§ Task directions
Carry none of the pictures over; write out the complete data exactly.

§ Record excerpts
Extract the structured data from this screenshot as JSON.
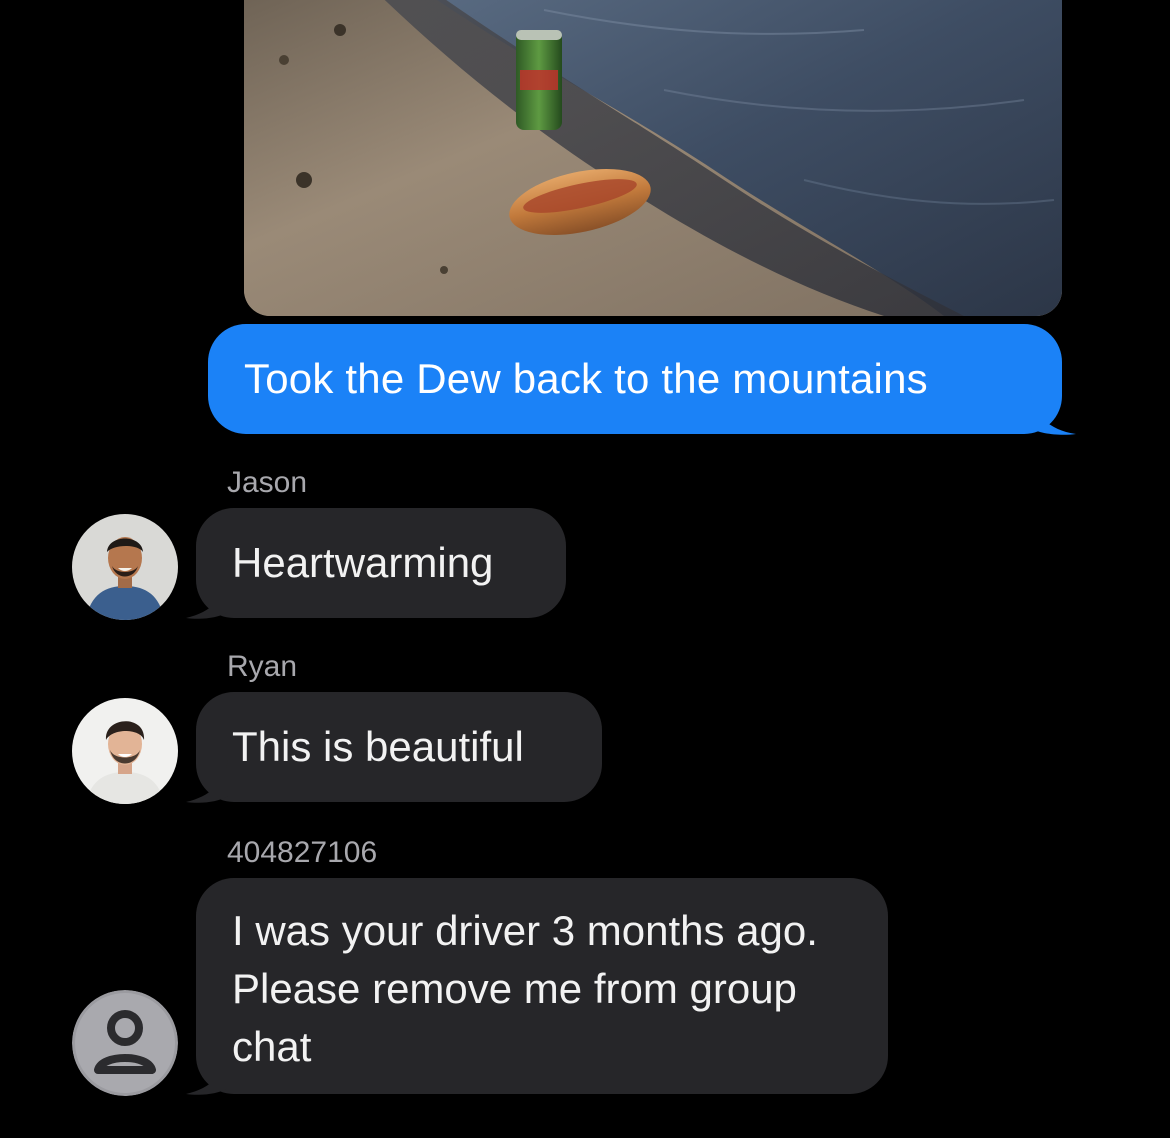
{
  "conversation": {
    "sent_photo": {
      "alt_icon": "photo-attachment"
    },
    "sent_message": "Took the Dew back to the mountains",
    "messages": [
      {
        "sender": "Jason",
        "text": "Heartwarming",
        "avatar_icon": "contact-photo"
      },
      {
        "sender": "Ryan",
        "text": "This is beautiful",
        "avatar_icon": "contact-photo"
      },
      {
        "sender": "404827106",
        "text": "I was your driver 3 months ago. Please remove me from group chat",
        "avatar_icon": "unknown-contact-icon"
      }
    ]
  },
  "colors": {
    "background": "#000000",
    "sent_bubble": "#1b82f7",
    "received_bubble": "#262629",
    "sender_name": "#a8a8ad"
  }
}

§ Task output
Extract the structured data from this screenshot as JSON.
{
  "conversation": {
    "sent_photo": {
      "alt_icon": "photo-attachment"
    },
    "sent_message": "Took the Dew back to the mountains",
    "messages": [
      {
        "sender": "Jason",
        "text": "Heartwarming",
        "avatar_icon": "contact-photo"
      },
      {
        "sender": "Ryan",
        "text": "This is beautiful",
        "avatar_icon": "contact-photo"
      },
      {
        "sender": "404827106",
        "text": "I was your driver 3 months ago. Please remove me from group chat",
        "avatar_icon": "unknown-contact-icon"
      }
    ]
  },
  "colors": {
    "background": "#000000",
    "sent_bubble": "#1b82f7",
    "received_bubble": "#262629",
    "sender_name": "#a8a8ad"
  }
}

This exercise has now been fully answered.